Your objective >>
An exact copy of the records is required, minus the pictures they hold.

### Provided material

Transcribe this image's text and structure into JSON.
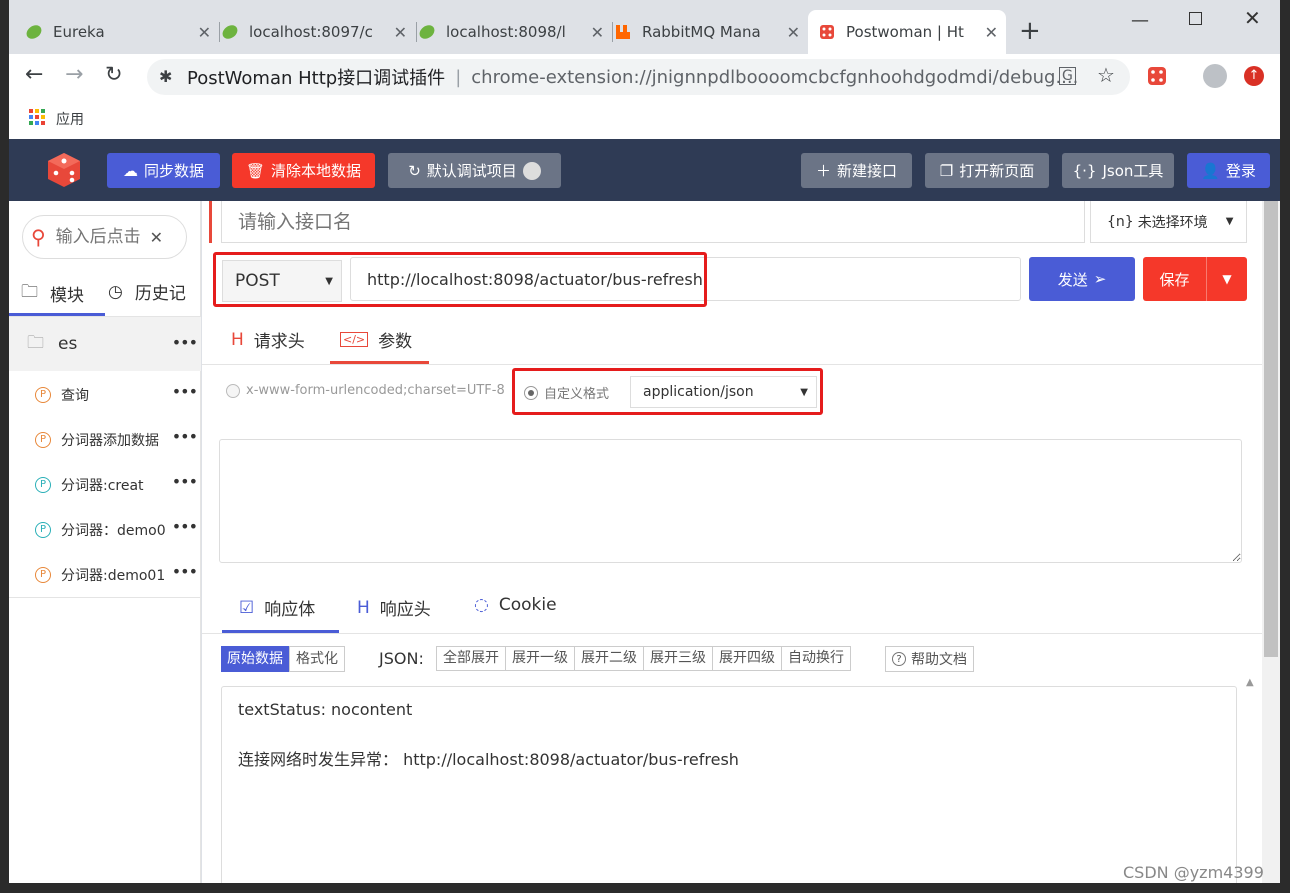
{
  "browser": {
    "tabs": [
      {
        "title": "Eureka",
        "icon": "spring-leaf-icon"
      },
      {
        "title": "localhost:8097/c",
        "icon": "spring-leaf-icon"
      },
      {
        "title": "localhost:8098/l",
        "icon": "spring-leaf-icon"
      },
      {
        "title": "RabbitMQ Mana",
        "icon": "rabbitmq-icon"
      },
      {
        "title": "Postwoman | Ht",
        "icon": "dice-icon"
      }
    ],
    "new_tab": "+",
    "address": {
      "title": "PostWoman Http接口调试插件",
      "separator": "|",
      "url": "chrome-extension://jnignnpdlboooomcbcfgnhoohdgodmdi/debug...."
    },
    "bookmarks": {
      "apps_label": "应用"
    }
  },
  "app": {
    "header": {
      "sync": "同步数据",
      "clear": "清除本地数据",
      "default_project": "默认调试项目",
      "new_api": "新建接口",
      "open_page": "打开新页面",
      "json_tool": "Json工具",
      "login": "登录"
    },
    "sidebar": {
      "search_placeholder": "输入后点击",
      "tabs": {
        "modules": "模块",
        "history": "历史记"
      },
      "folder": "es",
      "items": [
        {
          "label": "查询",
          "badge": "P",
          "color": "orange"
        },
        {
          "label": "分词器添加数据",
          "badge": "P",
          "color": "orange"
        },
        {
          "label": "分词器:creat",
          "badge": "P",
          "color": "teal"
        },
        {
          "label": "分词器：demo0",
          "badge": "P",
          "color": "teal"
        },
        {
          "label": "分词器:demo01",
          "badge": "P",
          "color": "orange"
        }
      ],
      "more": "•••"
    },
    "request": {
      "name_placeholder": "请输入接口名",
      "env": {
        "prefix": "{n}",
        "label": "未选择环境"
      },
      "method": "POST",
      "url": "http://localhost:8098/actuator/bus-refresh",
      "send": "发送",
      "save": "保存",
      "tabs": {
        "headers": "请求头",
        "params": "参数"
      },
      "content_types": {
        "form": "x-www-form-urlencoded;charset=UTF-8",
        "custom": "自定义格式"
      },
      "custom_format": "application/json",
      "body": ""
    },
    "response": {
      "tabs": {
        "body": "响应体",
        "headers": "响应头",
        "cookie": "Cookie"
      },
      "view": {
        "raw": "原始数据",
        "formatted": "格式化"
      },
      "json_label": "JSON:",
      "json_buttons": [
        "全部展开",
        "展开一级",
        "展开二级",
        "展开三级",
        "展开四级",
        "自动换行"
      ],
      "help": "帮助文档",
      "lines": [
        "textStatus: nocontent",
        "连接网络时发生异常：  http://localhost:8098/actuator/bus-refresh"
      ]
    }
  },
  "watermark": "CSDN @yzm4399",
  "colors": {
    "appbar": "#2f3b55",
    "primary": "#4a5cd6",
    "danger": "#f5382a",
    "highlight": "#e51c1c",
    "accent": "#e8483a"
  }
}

######

Right answer >>
Transcribe this image's text and structure into JSON.
{
  "browser": {
    "tabs": [
      {
        "title": "Eureka",
        "icon": "spring-leaf-icon"
      },
      {
        "title": "localhost:8097/c",
        "icon": "spring-leaf-icon"
      },
      {
        "title": "localhost:8098/l",
        "icon": "spring-leaf-icon"
      },
      {
        "title": "RabbitMQ Mana",
        "icon": "rabbitmq-icon"
      },
      {
        "title": "Postwoman | Ht",
        "icon": "dice-icon"
      }
    ],
    "new_tab": "+",
    "address": {
      "title": "PostWoman Http接口调试插件",
      "separator": "|",
      "url": "chrome-extension://jnignnpdlboooomcbcfgnhoohdgodmdi/debug...."
    },
    "bookmarks": {
      "apps_label": "应用"
    }
  },
  "app": {
    "header": {
      "sync": "同步数据",
      "clear": "清除本地数据",
      "default_project": "默认调试项目",
      "new_api": "新建接口",
      "open_page": "打开新页面",
      "json_tool": "Json工具",
      "login": "登录"
    },
    "sidebar": {
      "search_placeholder": "输入后点击",
      "tabs": {
        "modules": "模块",
        "history": "历史记"
      },
      "folder": "es",
      "items": [
        {
          "label": "查询",
          "badge": "P",
          "color": "orange"
        },
        {
          "label": "分词器添加数据",
          "badge": "P",
          "color": "orange"
        },
        {
          "label": "分词器:creat",
          "badge": "P",
          "color": "teal"
        },
        {
          "label": "分词器：demo0",
          "badge": "P",
          "color": "teal"
        },
        {
          "label": "分词器:demo01",
          "badge": "P",
          "color": "orange"
        }
      ],
      "more": "•••"
    },
    "request": {
      "name_placeholder": "请输入接口名",
      "env": {
        "prefix": "{n}",
        "label": "未选择环境"
      },
      "method": "POST",
      "url": "http://localhost:8098/actuator/bus-refresh",
      "send": "发送",
      "save": "保存",
      "tabs": {
        "headers": "请求头",
        "params": "参数"
      },
      "content_types": {
        "form": "x-www-form-urlencoded;charset=UTF-8",
        "custom": "自定义格式"
      },
      "custom_format": "application/json",
      "body": ""
    },
    "response": {
      "tabs": {
        "body": "响应体",
        "headers": "响应头",
        "cookie": "Cookie"
      },
      "view": {
        "raw": "原始数据",
        "formatted": "格式化"
      },
      "json_label": "JSON:",
      "json_buttons": [
        "全部展开",
        "展开一级",
        "展开二级",
        "展开三级",
        "展开四级",
        "自动换行"
      ],
      "help": "帮助文档",
      "lines": [
        "textStatus: nocontent",
        "连接网络时发生异常：  http://localhost:8098/actuator/bus-refresh"
      ]
    }
  },
  "watermark": "CSDN @yzm4399",
  "colors": {
    "appbar": "#2f3b55",
    "primary": "#4a5cd6",
    "danger": "#f5382a",
    "highlight": "#e51c1c",
    "accent": "#e8483a"
  }
}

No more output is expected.